» Data entries for graphics

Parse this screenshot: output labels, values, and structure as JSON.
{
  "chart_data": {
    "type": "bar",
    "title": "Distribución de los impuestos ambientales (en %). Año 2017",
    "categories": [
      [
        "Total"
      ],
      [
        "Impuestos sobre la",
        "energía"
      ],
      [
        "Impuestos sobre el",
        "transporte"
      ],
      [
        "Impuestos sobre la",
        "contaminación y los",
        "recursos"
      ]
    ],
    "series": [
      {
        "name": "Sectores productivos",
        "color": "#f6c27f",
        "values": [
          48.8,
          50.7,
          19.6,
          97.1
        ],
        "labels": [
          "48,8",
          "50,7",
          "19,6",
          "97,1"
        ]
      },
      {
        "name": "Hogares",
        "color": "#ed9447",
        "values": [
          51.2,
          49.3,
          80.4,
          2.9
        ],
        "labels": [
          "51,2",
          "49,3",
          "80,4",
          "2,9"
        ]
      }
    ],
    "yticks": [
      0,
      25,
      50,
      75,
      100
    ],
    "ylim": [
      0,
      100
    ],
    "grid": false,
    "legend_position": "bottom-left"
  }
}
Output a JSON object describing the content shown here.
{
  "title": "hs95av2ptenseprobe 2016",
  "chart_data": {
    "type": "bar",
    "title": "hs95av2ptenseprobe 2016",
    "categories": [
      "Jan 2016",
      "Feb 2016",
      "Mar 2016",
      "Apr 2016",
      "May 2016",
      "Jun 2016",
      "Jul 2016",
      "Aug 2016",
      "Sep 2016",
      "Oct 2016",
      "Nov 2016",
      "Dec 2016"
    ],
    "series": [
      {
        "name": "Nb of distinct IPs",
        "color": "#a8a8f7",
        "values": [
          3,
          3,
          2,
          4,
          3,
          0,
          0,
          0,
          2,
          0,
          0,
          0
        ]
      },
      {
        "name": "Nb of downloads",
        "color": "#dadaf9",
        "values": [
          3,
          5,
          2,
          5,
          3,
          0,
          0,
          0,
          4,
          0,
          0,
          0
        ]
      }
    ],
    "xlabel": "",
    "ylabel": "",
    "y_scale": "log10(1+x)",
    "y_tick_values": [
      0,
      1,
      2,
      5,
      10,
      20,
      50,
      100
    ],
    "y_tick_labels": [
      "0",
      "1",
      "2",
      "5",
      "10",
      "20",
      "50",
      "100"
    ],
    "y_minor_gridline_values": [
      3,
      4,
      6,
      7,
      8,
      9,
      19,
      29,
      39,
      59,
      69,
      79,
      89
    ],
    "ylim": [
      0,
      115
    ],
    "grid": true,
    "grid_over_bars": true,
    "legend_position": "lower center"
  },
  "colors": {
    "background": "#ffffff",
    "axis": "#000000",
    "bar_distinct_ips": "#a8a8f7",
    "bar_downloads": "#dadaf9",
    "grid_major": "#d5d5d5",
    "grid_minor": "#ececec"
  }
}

» What is expected
Looking at the records above, count the lines where the word "name" appears. State only the number.

» Exercise result
4